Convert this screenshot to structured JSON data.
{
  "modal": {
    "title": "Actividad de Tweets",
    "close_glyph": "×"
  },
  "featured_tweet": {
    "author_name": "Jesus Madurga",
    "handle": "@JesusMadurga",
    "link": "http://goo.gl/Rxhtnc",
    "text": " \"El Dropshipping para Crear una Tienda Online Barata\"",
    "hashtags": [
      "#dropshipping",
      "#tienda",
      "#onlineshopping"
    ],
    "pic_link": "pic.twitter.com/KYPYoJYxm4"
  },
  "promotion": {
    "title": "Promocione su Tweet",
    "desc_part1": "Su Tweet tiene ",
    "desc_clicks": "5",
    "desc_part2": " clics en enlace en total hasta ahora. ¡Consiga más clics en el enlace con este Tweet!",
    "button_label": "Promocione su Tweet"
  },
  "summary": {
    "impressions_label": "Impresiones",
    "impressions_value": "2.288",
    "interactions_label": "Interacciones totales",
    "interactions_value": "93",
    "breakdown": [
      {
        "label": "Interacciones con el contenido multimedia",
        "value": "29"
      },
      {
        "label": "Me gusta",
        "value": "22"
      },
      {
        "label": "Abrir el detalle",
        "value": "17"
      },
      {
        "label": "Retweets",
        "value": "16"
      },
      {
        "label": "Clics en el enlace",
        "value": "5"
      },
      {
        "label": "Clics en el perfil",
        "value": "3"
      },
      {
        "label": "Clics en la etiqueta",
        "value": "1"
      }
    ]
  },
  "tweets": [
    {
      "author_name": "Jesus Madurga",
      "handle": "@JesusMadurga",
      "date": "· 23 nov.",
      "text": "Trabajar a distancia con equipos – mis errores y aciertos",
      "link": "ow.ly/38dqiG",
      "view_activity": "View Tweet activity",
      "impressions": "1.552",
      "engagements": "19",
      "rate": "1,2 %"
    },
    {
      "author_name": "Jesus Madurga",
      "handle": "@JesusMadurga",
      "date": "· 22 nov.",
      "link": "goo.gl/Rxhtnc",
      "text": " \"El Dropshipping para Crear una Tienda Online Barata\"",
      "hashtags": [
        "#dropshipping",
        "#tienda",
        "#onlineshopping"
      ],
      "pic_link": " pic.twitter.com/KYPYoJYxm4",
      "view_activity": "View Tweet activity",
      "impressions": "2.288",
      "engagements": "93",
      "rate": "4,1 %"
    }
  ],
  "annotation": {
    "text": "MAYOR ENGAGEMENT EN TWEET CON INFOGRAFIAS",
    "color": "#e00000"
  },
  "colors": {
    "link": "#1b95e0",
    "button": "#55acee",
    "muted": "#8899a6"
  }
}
==
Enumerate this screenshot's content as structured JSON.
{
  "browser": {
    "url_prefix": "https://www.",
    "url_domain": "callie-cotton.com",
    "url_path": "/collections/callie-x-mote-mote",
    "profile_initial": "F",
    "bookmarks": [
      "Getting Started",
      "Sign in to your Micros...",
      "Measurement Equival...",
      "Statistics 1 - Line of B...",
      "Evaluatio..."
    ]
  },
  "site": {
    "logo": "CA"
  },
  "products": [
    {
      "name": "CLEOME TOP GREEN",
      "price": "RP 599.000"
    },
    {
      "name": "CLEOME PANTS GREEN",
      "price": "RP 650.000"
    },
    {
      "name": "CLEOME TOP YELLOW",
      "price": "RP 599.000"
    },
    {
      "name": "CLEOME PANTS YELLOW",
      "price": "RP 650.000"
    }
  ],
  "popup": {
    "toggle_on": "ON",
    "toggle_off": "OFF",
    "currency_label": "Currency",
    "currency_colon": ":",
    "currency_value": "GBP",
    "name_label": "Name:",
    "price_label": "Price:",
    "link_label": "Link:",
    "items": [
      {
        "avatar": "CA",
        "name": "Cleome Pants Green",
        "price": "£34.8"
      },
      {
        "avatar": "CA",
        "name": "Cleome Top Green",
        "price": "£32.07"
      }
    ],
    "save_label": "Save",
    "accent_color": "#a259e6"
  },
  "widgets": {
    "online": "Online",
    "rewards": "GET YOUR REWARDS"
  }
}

What to produce — Check each line above for "Promocione" and return the ones that have it.

Response —
    "title": "Promocione su Tweet",
    "button_label": "Promocione su Tweet"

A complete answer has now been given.